**TO DO**
1. In the color management forum thread, which GPU mode does D Fosse say moves display color management back to the CPU?
2. What problems does D Fosse say the OpenGL bug causes with ProPhoto files in the color management forum thread? List them all.
3. Resume the color management forum thread from where it stops.

**PASSAGE TO READ**
■ ■ ■ ■ ■

Participating Frequently
October 28, 2017

Hey,

I see Color Management is a very very complex topic.

Just a question: Did anybody see a difference?

I see the right gradiant clipped.

Best Regars

Johannes

D Fosse
Community Expert
Community Expert
October 28, 2017

That's not a solution, the problem is still there. Working space should not have any effect on this. If it does, something's wrong.

Since you have policies set to "convert to working", I'm guessing your original files were ProPhoto. Right? There is a problem with ProPhoto files when you have GPU set to "Normal" or "Advanced" modes in Photoshop Preferences. This is an inherent inaccuracy/bug in the OpenGL engine, and it causes black clipping and shadow banding, sometimes color banding.

This banding/clipping happens in the conversion from ProPhoto to the monitor profile, and the effect varies with different monitor profiles. But it rarely goes away altogether.

The only way to avoid this bug entirely is to either not use ProPhoto, or set GPU to "Basic" mode (which shifts display color management back to the CPU).

------

Another issue is the "convert to working RGB" policy. I would not recommend this unless you are fully aware of the implications! This potentially means clipping/data loss every time you open a file, and that loss is permanent and non-recoverable.

The most sensible and safe setting is "preserve embedded profiles". This will leave all your files as they are, without unintentional damage.

Participating Frequently
October 28, 2017

Hey,

the pictures was taken in AdobeRGB.

■ ■ ■ ■ ■

**DATA**
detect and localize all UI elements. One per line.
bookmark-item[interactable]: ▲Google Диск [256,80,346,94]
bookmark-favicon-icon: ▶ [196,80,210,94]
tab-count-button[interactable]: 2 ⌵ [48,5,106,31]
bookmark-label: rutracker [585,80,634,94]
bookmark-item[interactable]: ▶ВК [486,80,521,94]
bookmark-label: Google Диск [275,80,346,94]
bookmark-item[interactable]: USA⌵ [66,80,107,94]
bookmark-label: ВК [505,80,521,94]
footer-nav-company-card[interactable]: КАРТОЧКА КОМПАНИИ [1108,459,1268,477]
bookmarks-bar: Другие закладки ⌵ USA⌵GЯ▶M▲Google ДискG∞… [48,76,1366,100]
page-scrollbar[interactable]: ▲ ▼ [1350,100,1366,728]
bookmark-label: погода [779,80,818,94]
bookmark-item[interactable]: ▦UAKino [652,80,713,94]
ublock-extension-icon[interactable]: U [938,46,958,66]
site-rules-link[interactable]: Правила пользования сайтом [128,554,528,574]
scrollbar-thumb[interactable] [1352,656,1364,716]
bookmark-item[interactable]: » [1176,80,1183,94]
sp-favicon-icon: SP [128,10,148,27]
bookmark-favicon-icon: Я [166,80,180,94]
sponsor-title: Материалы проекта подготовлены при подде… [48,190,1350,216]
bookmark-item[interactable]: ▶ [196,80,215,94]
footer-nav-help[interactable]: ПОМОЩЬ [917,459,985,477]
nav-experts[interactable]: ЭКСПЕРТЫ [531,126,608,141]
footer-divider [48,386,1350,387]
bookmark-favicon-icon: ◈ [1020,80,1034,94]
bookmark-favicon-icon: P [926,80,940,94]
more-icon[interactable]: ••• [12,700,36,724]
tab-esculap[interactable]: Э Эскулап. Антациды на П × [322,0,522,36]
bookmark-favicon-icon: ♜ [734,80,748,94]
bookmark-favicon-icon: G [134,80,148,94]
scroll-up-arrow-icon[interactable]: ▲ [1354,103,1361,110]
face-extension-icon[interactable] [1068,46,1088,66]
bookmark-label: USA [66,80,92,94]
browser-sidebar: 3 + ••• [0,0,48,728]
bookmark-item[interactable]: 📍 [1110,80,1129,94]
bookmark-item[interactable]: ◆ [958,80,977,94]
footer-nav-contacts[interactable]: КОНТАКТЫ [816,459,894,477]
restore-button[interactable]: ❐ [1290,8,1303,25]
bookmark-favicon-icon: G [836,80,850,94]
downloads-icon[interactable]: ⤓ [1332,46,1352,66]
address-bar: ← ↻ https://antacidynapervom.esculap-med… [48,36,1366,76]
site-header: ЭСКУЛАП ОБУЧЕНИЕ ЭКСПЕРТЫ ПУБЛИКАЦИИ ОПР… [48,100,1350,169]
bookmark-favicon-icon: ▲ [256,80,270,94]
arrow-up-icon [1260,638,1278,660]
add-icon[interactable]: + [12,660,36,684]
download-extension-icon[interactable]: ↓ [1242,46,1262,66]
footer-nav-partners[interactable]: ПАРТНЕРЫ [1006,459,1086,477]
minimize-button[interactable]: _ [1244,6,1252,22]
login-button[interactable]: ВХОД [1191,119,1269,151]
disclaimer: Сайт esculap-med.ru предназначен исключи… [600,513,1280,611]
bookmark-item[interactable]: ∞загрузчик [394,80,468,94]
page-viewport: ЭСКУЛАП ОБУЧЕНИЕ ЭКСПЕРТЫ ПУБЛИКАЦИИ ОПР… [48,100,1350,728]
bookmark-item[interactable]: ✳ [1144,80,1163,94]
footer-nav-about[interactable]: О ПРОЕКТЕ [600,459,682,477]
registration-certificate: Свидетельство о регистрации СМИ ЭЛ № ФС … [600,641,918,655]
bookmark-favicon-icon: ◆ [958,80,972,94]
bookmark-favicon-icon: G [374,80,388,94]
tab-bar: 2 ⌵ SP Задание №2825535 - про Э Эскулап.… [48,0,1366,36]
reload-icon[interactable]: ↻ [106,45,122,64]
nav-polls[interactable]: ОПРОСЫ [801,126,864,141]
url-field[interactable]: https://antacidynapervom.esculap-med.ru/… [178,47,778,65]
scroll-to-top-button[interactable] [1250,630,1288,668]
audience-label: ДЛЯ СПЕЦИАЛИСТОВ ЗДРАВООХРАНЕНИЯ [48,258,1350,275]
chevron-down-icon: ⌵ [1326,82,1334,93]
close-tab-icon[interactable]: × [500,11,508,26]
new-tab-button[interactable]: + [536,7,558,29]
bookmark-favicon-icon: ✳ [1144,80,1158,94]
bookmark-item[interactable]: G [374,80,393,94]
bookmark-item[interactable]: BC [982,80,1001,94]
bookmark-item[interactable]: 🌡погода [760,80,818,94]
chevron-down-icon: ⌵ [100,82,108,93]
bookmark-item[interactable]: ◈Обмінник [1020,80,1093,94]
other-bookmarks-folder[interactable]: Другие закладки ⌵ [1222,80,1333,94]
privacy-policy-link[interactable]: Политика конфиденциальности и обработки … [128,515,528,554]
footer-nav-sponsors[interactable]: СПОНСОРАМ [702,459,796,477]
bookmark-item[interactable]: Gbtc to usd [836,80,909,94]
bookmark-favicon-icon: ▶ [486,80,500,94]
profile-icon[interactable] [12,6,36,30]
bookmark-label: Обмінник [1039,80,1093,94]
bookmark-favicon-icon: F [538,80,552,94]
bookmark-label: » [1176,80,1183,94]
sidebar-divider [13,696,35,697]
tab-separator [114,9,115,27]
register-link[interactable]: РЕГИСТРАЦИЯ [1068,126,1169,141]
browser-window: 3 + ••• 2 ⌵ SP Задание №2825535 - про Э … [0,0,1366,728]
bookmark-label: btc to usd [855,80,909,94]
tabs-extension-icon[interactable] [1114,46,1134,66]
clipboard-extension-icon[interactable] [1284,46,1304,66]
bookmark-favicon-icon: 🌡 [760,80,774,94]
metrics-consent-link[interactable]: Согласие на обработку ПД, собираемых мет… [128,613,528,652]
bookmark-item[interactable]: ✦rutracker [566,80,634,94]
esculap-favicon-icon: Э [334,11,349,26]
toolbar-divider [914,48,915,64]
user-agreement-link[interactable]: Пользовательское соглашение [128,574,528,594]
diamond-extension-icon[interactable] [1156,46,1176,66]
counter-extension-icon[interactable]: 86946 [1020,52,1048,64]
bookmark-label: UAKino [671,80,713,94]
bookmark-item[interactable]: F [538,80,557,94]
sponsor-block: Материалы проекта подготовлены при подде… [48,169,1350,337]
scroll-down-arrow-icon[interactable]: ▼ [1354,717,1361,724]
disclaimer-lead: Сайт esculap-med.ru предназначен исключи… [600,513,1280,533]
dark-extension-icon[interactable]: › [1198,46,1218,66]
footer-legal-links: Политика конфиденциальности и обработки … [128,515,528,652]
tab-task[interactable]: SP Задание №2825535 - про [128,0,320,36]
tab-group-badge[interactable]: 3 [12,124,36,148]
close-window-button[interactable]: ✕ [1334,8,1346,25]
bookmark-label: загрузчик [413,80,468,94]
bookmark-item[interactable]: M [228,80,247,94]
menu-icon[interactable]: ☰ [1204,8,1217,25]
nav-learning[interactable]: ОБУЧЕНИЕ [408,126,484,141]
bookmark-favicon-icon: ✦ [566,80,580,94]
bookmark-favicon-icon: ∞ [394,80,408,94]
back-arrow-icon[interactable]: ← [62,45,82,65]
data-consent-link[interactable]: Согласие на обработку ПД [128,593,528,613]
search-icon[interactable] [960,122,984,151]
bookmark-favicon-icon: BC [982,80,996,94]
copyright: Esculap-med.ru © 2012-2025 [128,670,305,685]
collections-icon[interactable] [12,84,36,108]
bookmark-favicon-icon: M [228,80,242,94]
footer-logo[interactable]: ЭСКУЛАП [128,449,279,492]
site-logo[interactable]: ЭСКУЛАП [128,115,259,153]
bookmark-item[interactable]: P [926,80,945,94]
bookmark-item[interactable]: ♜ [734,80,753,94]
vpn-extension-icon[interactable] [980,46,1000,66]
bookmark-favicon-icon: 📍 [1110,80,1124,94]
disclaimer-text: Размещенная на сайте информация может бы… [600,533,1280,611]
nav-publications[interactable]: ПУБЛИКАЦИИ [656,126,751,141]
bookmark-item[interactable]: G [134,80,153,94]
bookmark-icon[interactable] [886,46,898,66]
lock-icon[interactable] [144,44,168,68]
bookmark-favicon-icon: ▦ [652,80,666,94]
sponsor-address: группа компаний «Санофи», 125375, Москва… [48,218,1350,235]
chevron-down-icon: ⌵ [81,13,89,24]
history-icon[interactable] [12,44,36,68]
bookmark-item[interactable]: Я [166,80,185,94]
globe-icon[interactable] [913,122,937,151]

■ ■ ■ ■ ■

**ANSWERS BY ITEM**
1. "Basic" mode.

2. Black clipping, shadow banding, and sometimes color banding.

3.
I had the same issue with new files (file--create new), where I creating a gradient. If I set the Color Space to AdobeRGB everything is correct, with sRGB I have this clipping.

Thank for the tip with "preserve embedded profiles".

Just another qustion: 8bit or 16bit has no influence on this?

Resetting the calibration also has no influence on this.

Best Regards

Johannes

D Fosse
Community Expert
Community Expert
October 28, 2017

the pictures was taken in AdobeRGB.

If you're referring to the camera setting, it does not apply to raw files, only camera jpegs. The color space is set in Lightroom/ACR.

I had the same issue with new files (file--create new), where I creating a gradient. If I set the Color Space to AdobeRGB everything is correct, with sRGB I have this clipping.

That still suggests a monitor profile problem. Whatever the document color space, files should always display identically in a properly color managed environment. That's the whole point!

What calibrator are you using?

Participating Frequently
October 28, 2017

Hey,

I found a solution! I have to set the Working-Color-Space to Adobe RGB. Now it looks correct. Nevertheless it is confusion because my Monitor do not have AdobeRGB and my Laptop is set to sRGB and don't have this error?!

Best Regrads

Johannes

JJMack
Community Expert
Community Expert
October 26, 2017

You do realize you editing in 16Bit color depth comparing that to decoded Jpeg 8 bit color depth image and there will be loss in image quality decoding the saved jpeg image Jpeg looses some image quality.  Here we only see your capture in  8 bit color depth we do not see what you see.  We see a decoded Jpeg, your screen capture which you may have also scale down in size.  The UI looks small on my display. Additionally you looking at a scaled image in Photoshop you not looking at 100% zoom at the image actual pixels. Photoshop scaling is done for speed of performance not for best image quality. Your looking at Apples and oranges. They should look different.

JJMack
Participating Frequently
October 26, 2017

Thanks for your answer.

But, same issue in 8 bit. The scale also doesn’t matter. May the following picture illustrates what I see?

Just in case: yes, my Monitor is calibrated.

Best Regards

Johannes

D Fosse
Community Expert
D FosseCommunity ExpertCorrect answer
Community Expert
October 26, 2017

That's a defective monitor profile. Windows "Photos" is not color managed and does not use the profile, and is therefore unaffected.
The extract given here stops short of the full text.